- [Given request]: Extract every line where the string "JSON" appears.

- [Listing]:
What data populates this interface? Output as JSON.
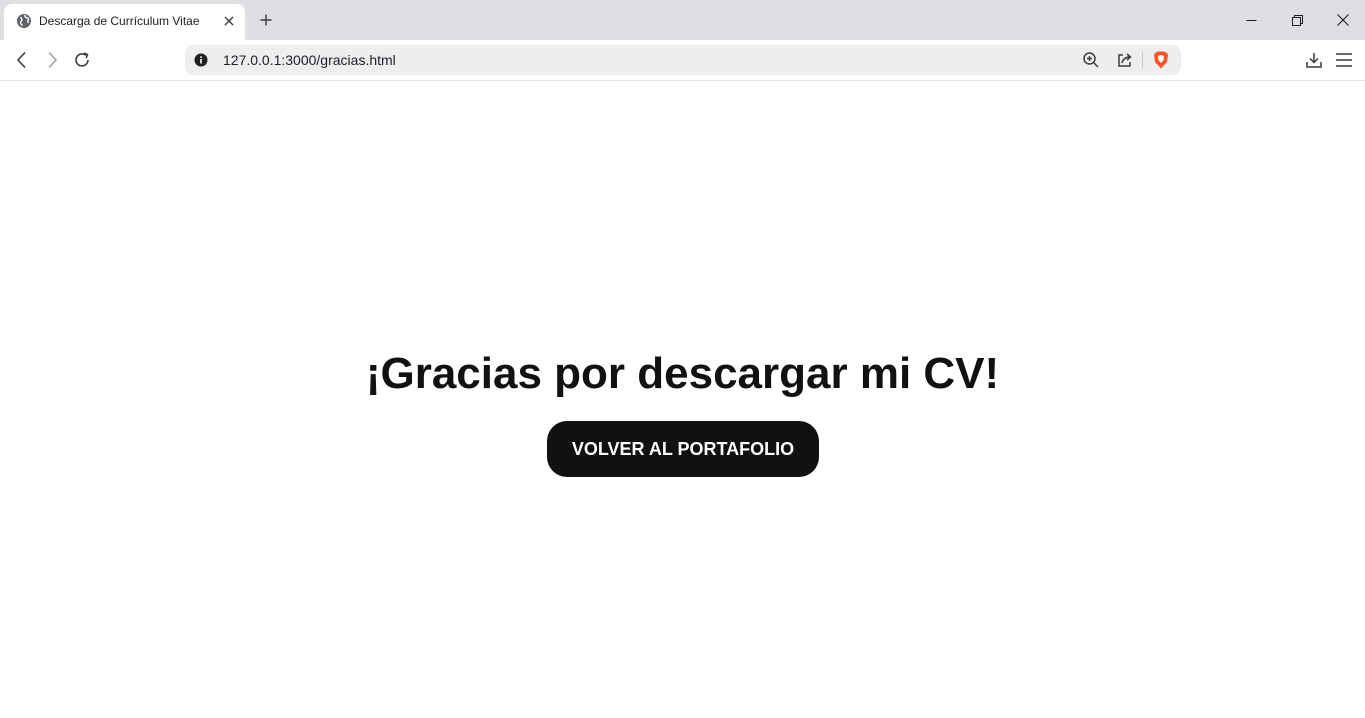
{
  "browser": {
    "tab": {
      "title": "Descarga de Currículum Vitae",
      "favicon": "globe-icon"
    },
    "new_tab_icon": "plus-icon",
    "window_controls": [
      "minimize-icon",
      "restore-icon",
      "close-icon"
    ],
    "address_bar": {
      "url": "127.0.0.1:3000/gracias.html",
      "info_icon": "info-icon"
    },
    "toolbar_icons": [
      "back-icon",
      "forward-icon",
      "reload-icon",
      "zoom-icon",
      "share-icon",
      "brave-shield-icon",
      "download-icon",
      "menu-icon"
    ],
    "brave_color": "#fb542b"
  },
  "page": {
    "heading": "¡Gracias por descargar mi CV!",
    "button_label": "VOLVER AL PORTAFOLIO",
    "button_color": "#111111",
    "text_color": "#111111"
  }
}
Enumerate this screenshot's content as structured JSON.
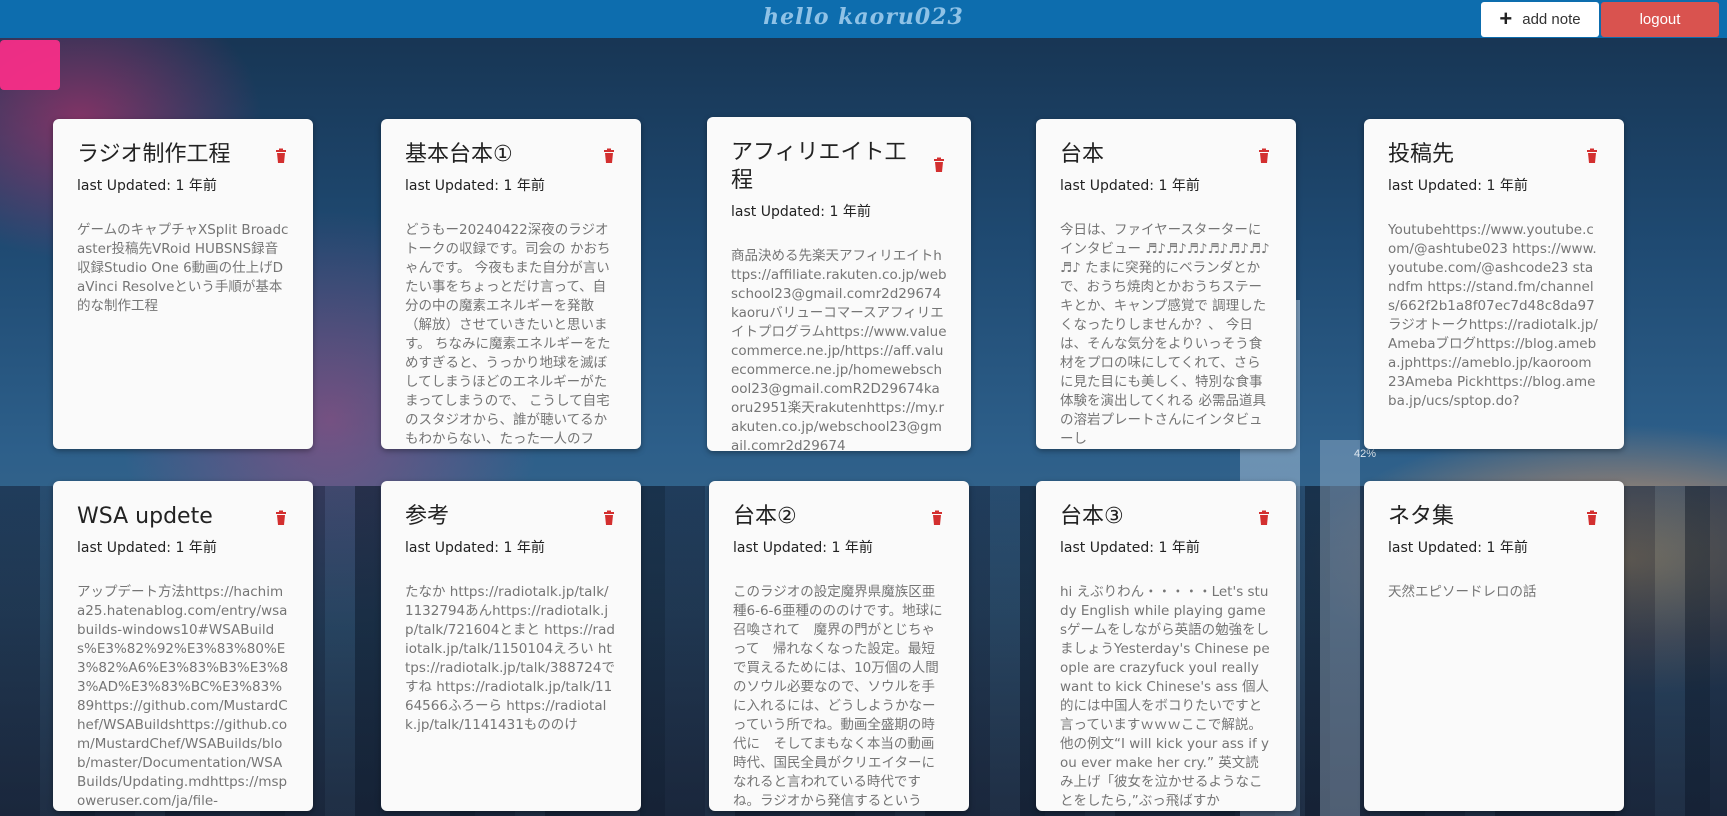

- [Finished exercise]:
What data populates this interface? Output as JSON.
Enumerate this screenshot's content as structured JSON.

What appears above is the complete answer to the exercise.